Description of the task: Count how many lines contain the word "heading". Respond with the number alone.

(Records about charts and figures)

::::::::::

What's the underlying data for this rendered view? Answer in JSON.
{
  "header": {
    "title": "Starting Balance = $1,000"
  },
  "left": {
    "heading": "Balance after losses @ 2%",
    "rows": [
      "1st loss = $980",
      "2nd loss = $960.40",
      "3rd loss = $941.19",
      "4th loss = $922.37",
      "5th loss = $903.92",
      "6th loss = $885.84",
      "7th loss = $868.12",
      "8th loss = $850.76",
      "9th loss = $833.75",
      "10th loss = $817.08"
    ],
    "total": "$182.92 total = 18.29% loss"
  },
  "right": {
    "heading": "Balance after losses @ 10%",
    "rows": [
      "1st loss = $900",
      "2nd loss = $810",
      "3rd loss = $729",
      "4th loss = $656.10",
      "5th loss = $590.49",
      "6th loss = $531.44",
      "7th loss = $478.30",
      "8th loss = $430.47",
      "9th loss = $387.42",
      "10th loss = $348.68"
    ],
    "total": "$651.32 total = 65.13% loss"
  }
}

::::::::::

The completed task: 2